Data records

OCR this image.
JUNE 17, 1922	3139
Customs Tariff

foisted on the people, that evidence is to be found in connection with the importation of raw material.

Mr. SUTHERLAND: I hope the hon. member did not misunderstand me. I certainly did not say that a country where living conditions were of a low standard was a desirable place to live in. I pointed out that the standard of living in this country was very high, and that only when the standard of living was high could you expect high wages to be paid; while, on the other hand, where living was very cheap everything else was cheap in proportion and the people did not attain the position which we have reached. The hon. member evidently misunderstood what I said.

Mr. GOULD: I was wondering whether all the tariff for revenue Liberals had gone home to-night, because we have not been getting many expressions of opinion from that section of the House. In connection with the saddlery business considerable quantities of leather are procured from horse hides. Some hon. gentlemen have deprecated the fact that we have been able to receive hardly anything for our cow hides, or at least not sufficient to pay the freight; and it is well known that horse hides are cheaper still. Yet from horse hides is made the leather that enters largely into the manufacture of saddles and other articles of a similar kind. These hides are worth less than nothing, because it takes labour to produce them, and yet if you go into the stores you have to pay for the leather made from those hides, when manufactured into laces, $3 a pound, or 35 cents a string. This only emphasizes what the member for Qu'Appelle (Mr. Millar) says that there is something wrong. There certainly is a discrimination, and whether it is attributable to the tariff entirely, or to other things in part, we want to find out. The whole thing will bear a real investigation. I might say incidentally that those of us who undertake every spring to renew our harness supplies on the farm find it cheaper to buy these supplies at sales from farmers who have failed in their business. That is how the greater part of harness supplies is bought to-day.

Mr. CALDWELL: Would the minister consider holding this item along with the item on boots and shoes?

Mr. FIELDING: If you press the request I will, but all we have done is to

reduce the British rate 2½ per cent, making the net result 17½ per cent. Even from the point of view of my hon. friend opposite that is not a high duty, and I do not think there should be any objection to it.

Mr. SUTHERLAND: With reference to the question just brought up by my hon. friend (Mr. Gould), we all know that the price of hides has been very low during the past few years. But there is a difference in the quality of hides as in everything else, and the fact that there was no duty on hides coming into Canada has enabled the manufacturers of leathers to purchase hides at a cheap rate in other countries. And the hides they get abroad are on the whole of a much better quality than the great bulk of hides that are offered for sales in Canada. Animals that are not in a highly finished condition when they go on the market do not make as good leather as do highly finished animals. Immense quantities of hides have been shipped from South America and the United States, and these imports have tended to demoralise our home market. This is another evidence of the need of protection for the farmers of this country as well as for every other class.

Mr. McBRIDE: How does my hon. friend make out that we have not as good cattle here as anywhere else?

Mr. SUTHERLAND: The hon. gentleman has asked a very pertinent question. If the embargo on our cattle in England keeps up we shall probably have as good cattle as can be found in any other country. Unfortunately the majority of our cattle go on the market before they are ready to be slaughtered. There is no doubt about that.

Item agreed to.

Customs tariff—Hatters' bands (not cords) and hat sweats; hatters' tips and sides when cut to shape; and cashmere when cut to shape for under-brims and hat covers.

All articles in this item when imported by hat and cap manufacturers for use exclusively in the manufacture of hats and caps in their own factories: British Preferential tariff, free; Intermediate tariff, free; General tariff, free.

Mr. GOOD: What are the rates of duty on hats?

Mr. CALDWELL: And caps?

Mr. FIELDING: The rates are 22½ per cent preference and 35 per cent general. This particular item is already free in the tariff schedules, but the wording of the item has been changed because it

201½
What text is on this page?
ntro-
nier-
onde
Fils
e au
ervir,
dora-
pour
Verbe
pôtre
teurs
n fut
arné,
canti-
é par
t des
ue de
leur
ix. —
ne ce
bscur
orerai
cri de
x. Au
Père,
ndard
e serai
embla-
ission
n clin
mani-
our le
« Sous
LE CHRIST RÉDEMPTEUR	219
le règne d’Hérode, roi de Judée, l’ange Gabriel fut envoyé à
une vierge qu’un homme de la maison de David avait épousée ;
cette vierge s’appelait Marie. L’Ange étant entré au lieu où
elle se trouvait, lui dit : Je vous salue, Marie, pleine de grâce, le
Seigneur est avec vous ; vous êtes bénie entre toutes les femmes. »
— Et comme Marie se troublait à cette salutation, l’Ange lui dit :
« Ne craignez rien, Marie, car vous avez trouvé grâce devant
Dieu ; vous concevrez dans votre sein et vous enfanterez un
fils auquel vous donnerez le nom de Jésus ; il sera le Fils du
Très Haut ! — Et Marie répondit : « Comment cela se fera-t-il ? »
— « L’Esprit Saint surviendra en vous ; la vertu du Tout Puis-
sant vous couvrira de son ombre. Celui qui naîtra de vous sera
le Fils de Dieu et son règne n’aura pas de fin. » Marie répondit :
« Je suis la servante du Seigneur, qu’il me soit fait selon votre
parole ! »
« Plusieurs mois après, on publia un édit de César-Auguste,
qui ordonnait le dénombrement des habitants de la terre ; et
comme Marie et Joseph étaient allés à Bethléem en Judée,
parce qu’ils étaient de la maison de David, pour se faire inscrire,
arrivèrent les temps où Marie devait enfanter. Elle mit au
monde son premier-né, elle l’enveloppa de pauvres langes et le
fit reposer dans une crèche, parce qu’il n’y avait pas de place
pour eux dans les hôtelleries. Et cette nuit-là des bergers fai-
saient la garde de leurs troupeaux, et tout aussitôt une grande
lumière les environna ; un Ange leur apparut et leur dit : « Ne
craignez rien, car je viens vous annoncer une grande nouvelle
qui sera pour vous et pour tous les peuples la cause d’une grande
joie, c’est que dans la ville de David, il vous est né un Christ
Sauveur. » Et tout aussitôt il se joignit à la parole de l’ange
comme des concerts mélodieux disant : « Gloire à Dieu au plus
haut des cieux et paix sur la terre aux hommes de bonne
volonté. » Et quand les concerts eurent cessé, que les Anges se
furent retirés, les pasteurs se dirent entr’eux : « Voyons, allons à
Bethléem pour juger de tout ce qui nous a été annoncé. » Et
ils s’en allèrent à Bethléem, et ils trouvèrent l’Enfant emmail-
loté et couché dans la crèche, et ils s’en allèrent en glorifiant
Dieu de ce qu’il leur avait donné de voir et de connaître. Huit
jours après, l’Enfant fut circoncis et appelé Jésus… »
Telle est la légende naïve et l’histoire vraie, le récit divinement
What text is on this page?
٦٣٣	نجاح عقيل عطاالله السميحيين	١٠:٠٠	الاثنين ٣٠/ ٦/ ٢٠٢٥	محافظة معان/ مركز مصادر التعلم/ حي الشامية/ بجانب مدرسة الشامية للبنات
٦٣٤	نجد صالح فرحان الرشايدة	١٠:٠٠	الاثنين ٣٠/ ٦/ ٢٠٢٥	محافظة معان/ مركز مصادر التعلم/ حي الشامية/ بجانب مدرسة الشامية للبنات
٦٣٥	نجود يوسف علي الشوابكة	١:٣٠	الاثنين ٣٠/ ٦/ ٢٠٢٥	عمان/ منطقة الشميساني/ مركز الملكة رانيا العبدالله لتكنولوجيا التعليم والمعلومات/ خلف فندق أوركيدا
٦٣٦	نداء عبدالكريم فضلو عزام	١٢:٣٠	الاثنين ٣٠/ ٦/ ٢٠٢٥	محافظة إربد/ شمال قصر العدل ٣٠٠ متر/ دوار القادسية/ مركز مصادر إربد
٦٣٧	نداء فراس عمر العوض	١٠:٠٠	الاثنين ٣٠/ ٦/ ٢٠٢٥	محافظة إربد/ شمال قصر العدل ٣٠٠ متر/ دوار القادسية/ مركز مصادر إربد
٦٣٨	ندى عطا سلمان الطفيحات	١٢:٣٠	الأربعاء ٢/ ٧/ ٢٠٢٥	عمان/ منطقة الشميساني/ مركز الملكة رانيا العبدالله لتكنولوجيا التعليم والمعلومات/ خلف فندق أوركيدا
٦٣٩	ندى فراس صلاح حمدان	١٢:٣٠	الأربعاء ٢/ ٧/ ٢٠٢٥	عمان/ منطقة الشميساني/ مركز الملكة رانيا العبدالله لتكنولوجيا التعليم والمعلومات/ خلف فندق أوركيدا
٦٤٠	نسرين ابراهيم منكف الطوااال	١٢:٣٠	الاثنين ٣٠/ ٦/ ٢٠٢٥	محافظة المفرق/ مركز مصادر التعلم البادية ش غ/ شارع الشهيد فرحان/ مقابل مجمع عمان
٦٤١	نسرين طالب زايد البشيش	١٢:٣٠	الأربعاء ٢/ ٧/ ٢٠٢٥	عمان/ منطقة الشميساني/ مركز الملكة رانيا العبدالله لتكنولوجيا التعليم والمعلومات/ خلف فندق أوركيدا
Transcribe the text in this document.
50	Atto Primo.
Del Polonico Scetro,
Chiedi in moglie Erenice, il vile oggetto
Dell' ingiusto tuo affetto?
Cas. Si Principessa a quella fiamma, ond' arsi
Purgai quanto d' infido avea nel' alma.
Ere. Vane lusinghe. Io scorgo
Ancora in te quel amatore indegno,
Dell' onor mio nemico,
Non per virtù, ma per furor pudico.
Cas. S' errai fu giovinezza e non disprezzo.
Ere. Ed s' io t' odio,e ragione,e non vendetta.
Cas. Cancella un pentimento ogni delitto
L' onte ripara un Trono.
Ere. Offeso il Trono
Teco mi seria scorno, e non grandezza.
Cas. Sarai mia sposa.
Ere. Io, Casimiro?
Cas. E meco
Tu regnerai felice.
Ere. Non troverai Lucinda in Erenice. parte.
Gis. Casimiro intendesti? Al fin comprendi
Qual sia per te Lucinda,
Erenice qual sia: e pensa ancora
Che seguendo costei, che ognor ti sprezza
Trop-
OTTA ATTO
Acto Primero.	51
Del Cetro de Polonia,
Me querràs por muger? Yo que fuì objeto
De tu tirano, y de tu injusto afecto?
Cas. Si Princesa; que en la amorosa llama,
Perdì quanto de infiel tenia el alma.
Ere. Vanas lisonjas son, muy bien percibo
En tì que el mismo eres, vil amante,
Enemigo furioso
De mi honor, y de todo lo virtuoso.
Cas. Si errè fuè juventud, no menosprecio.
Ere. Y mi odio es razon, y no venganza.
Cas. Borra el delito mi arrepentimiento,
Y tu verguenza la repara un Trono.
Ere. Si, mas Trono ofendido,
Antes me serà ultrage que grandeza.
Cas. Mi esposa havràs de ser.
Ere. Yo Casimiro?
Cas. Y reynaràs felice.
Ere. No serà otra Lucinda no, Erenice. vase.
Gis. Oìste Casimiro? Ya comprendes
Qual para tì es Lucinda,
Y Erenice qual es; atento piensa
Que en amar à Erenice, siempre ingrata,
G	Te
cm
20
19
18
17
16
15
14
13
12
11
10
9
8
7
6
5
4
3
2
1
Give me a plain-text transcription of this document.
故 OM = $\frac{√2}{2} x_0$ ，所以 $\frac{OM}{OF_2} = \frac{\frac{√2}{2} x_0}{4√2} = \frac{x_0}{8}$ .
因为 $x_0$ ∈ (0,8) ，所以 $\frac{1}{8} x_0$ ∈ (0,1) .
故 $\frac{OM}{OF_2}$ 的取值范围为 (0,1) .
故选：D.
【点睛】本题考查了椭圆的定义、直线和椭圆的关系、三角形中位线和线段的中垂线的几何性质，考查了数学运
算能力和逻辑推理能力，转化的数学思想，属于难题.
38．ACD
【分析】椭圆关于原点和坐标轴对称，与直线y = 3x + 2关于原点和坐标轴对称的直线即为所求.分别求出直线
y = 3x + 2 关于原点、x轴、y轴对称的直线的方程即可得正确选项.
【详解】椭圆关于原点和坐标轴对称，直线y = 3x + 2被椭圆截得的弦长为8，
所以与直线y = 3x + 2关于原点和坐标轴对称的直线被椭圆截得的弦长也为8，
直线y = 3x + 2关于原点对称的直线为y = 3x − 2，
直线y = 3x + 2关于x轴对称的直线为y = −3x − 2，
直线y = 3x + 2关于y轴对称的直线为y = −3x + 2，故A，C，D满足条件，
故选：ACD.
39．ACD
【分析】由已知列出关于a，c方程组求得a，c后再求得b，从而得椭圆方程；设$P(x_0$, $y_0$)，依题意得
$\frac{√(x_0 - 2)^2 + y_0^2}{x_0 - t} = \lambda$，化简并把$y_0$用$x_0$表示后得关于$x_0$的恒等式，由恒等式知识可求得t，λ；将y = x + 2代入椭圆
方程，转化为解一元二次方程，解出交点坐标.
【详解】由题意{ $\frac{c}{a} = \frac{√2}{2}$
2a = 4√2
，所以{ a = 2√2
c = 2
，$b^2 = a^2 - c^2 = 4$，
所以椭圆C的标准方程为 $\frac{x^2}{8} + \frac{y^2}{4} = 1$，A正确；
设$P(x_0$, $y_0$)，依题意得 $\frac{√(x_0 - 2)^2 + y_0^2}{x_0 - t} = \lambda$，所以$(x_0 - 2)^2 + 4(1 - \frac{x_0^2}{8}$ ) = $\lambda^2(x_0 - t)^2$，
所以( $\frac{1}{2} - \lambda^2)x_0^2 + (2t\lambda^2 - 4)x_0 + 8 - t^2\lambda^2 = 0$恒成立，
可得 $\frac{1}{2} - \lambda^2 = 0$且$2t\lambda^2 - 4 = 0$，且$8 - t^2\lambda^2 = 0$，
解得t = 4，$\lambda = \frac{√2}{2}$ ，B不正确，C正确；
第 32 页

:: Given problem ::
Isolate the lines that hold the word "Trono" and copy all of them.

:: Answer to the problem ::
L' onte ripara un Trono.
Ere. Offeso il Trono
Y tu verguenza la repara un Trono.
Ere. Si, mas Trono ofendido,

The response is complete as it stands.